** start of DATA LISTING **
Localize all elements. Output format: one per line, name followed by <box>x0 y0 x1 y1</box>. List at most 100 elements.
** end of DATA LISTING **
** start of DATA LISTING **
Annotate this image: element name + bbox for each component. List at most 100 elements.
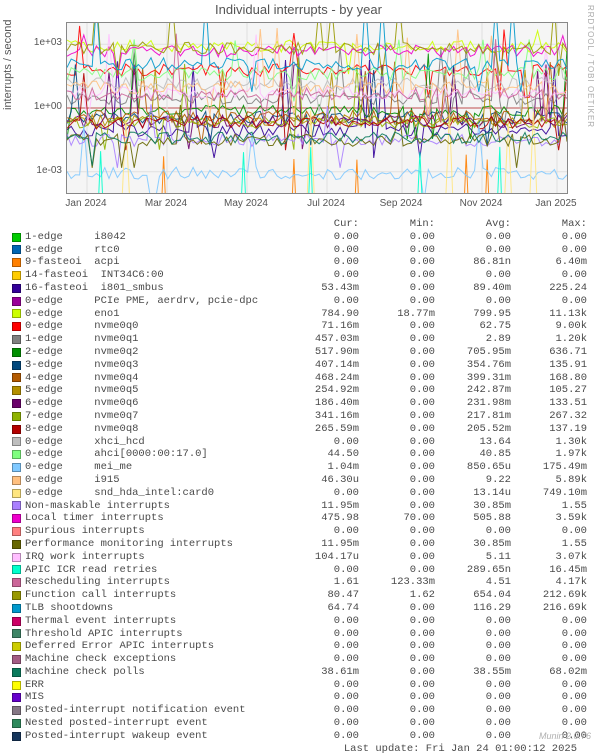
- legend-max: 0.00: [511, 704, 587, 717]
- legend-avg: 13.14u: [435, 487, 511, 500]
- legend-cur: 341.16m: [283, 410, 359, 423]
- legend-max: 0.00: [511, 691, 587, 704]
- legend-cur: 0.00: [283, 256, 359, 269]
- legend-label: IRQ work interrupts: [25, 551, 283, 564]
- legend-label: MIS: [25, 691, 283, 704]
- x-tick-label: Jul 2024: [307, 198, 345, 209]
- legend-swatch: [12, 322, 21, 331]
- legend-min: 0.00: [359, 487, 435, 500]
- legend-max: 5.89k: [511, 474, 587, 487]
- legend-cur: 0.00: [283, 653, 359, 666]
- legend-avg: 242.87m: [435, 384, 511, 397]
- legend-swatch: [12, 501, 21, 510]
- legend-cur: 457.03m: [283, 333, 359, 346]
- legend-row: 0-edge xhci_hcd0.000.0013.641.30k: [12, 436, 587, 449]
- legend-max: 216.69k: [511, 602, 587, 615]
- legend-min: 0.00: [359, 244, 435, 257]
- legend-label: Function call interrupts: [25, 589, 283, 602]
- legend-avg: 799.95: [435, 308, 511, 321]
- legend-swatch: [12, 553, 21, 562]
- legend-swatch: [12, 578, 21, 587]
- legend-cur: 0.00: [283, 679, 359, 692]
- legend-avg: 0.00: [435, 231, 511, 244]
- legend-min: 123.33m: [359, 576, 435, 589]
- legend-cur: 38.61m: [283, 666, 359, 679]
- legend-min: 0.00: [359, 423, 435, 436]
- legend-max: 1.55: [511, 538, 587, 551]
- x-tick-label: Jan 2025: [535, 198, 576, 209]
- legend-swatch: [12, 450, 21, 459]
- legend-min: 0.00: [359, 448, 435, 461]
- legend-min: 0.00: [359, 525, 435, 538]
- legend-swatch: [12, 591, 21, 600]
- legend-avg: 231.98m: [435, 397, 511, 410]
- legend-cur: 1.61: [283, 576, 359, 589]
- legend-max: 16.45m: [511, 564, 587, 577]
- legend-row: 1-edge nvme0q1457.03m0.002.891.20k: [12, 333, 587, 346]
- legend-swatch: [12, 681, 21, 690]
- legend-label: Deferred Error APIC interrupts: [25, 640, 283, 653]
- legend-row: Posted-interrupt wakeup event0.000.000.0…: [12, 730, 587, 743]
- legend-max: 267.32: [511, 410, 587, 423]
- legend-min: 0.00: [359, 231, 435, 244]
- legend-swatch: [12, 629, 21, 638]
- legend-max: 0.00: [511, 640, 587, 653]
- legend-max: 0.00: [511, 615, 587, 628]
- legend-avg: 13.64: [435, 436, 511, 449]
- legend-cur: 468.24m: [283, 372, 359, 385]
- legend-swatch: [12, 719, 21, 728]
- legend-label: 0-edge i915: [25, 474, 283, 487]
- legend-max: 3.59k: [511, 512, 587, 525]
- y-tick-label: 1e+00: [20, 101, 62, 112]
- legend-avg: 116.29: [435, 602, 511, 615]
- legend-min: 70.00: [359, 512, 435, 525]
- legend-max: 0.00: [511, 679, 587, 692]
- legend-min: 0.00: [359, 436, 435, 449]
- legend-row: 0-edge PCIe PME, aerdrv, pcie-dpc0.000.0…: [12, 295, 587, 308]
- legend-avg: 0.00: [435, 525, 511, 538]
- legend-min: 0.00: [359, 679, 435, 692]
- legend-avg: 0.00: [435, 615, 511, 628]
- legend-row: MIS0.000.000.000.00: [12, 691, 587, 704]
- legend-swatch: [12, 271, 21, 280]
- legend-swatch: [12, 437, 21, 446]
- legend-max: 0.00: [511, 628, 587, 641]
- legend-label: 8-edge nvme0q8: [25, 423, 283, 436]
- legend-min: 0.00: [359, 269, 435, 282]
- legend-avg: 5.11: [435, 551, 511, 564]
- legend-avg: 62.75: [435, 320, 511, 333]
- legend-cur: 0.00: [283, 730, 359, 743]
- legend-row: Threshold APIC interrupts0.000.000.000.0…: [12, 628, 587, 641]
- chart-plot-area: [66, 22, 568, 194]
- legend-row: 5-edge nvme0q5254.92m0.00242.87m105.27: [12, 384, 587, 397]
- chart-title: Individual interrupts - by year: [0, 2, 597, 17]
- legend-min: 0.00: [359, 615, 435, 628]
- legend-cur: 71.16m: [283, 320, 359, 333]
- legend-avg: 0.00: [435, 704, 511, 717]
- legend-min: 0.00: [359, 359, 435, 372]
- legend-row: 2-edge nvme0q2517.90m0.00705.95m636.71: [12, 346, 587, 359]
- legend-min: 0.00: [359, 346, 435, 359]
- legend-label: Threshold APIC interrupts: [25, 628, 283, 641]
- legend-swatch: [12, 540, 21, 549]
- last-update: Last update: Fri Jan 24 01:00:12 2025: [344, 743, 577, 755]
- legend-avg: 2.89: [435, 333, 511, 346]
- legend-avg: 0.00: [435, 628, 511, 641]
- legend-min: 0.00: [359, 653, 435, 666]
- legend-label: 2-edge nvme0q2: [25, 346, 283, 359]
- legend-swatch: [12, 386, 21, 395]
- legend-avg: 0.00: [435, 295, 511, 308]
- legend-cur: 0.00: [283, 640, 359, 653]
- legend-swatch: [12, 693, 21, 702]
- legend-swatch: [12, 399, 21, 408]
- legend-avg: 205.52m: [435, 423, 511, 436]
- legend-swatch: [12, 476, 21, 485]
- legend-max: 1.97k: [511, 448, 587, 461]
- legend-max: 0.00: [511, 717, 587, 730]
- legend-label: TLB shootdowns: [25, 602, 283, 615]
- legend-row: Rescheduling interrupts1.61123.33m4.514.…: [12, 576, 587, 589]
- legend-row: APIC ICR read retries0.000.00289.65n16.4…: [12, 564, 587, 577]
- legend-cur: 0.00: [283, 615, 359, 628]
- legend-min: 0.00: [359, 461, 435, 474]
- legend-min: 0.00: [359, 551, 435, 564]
** end of DATA LISTING **
** start of DATA LISTING **
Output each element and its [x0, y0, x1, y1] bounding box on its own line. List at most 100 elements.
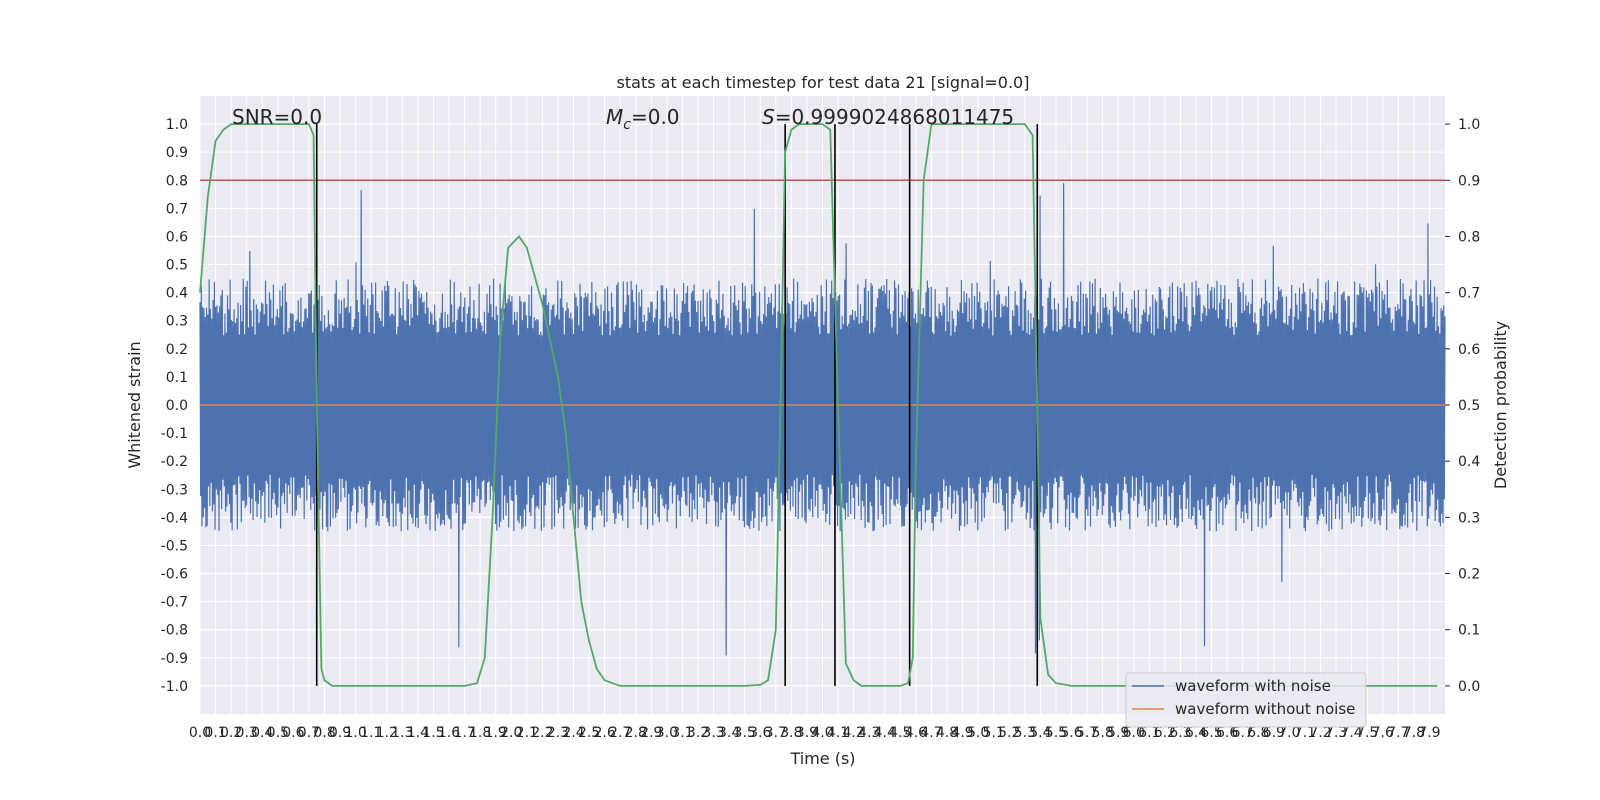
** end of DATA LISTING **
DESCRIPTION OF THE TASK ▸ Could you set out the rows as a numbered list, starting at the line containing "Annotate this image: element" and ending at the line containing "- legend-cur: 468.24m: [283, 372, 359, 385]", with blank lines and the picture left out?

ANSWER TO THIS EXERCISE ▸
1. Annotate this image: element name + bbox for each component. List at most 100 elements.
2. - legend-max: 0.00: [511, 704, 587, 717]
3. - legend-avg: 13.14u: [435, 487, 511, 500]
4. - legend-cur: 341.16m: [283, 410, 359, 423]
5. - legend-max: 0.00: [511, 691, 587, 704]
6. - legend-cur: 0.00: [283, 256, 359, 269]
7. - legend-label: IRQ work interrupts: [25, 551, 283, 564]
8. - legend-label: MIS: [25, 691, 283, 704]
9. - x-tick-label: Jul 2024: [307, 198, 345, 209]
10. - legend-swatch: [12, 322, 21, 331]
11. - legend-min: 0.00: [359, 487, 435, 500]
12. - legend-max: 5.89k: [511, 474, 587, 487]
13. - legend-cur: 0.00: [283, 653, 359, 666]
14. - legend-avg: 242.87m: [435, 384, 511, 397]
15. - legend-swatch: [12, 501, 21, 510]
16. - legend-cur: 457.03m: [283, 333, 359, 346]
17. - legend-row: 0-edge xhci_hcd0.000.0013.641.30k: [12, 436, 587, 449]
18. - legend-max: 216.69k: [511, 602, 587, 615]
19. - legend-min: 0.00: [359, 244, 435, 257]
20. - legend-label: Function call interrupts: [25, 589, 283, 602]
21. - legend-avg: 799.95: [435, 308, 511, 321]
22. - legend-swatch: [12, 553, 21, 562]
23. - legend-swatch: [12, 578, 21, 587]
24. - legend-cur: 0.00: [283, 679, 359, 692]
25. - legend-avg: 0.00: [435, 231, 511, 244]
26. - legend-min: 123.33m: [359, 576, 435, 589]
27. - legend-cur: 38.61m: [283, 666, 359, 679]
28. - legend-min: 0.00: [359, 423, 435, 436]
29. - legend-max: 1.55: [511, 538, 587, 551]
30. - x-tick-label: Jan 2025: [535, 198, 576, 209]
31. - legend-swatch: [12, 450, 21, 459]
32. - legend-min: 0.00: [359, 448, 435, 461]
33. - legend-min: 0.00: [359, 525, 435, 538]
34. - legend-swatch: [12, 591, 21, 600]
35. - legend-avg: 231.98m: [435, 397, 511, 410]
36. - legend-cur: 1.61: [283, 576, 359, 589]
37. - legend-max: 16.45m: [511, 564, 587, 577]
38. - legend-row: 1-edge nvme0q1457.03m0.002.891.20k: [12, 333, 587, 346]
39. - legend-swatch: [12, 681, 21, 690]
40. - legend-label: Deferred Error APIC interrupts: [25, 640, 283, 653]
41. - legend-row: Posted-interrupt wakeup event0.000.000.0…: [12, 730, 587, 743]
42. - legend-max: 267.32: [511, 410, 587, 423]
43. - legend-min: 0.00: [359, 231, 435, 244]
44. - legend-swatch: [12, 629, 21, 638]
45. - legend-max: 0.00: [511, 640, 587, 653]
46. - legend-max: 0.00: [511, 615, 587, 628]
47. - legend-avg: 13.64: [435, 436, 511, 449]
48. - legend-cur: 468.24m: [283, 372, 359, 385]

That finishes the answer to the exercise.